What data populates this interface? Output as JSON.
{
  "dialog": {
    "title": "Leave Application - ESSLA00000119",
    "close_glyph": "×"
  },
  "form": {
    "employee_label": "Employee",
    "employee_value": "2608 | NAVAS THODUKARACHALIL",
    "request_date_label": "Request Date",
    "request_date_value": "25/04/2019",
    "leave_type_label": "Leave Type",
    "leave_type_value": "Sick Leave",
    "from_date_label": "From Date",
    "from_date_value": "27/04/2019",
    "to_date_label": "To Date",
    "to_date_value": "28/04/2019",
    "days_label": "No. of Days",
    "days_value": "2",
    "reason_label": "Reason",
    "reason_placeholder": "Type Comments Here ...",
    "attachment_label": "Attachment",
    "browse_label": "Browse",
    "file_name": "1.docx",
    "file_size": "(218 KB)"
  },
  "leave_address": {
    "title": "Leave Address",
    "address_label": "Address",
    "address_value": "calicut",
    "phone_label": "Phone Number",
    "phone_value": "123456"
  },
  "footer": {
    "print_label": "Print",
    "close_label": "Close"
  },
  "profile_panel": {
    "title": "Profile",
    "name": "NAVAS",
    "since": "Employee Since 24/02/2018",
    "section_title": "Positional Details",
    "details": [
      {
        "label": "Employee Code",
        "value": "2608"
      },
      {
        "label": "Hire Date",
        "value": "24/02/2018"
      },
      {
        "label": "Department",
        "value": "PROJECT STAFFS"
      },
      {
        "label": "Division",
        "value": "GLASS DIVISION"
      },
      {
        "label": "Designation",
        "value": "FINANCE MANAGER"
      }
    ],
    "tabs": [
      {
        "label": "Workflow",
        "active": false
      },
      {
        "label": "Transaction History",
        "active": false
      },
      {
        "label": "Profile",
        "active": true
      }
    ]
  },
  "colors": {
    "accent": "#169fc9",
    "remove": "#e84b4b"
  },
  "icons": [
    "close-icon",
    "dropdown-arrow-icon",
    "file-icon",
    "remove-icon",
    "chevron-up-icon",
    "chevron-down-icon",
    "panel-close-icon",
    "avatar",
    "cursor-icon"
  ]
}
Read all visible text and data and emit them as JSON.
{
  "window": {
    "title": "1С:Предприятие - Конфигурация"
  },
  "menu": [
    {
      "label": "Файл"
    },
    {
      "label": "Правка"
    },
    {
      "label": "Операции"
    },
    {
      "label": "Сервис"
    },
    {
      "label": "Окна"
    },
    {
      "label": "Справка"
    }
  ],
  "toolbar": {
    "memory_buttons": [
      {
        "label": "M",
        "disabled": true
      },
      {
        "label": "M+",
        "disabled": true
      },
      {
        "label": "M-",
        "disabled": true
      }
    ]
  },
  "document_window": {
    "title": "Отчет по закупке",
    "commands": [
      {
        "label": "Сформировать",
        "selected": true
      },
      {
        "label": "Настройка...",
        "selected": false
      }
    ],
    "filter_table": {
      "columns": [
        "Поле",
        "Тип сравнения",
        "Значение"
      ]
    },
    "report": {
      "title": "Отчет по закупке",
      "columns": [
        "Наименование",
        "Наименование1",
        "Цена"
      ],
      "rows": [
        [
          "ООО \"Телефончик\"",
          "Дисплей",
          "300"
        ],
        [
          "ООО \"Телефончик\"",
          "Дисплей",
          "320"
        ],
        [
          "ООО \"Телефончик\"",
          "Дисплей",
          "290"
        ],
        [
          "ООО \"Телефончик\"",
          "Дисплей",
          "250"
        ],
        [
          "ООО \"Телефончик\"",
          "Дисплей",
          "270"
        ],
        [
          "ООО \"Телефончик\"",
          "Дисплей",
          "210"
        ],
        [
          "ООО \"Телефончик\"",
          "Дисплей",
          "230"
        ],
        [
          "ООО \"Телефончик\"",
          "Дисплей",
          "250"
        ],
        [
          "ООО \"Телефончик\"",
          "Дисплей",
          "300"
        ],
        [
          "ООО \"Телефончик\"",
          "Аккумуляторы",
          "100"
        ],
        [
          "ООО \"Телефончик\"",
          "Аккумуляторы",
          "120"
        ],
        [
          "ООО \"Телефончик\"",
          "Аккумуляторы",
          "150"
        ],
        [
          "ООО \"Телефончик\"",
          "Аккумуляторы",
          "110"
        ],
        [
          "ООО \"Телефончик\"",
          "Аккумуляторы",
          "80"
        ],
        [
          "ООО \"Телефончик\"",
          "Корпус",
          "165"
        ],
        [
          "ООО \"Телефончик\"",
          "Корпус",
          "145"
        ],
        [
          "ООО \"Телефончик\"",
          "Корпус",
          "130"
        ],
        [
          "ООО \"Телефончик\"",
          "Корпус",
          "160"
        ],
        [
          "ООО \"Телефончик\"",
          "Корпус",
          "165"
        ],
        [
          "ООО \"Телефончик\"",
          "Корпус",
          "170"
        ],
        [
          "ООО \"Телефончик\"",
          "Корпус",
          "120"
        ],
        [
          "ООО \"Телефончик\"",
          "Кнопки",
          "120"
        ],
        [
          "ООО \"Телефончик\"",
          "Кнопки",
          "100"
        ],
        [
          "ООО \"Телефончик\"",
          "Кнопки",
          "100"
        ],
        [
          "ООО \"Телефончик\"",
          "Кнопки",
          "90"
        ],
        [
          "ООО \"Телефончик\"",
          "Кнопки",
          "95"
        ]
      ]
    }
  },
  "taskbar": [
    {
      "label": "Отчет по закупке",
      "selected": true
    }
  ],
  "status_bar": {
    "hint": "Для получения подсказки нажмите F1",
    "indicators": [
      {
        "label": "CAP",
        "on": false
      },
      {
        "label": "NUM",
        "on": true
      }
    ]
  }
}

• **TASK STATEMENT**
Examine the records and pull out every line where the string "NAVAS" occurs.

• **RESULT**
    "employee_value": "2608 | NAVAS THODUKARACHALIL",
    "name": "NAVAS",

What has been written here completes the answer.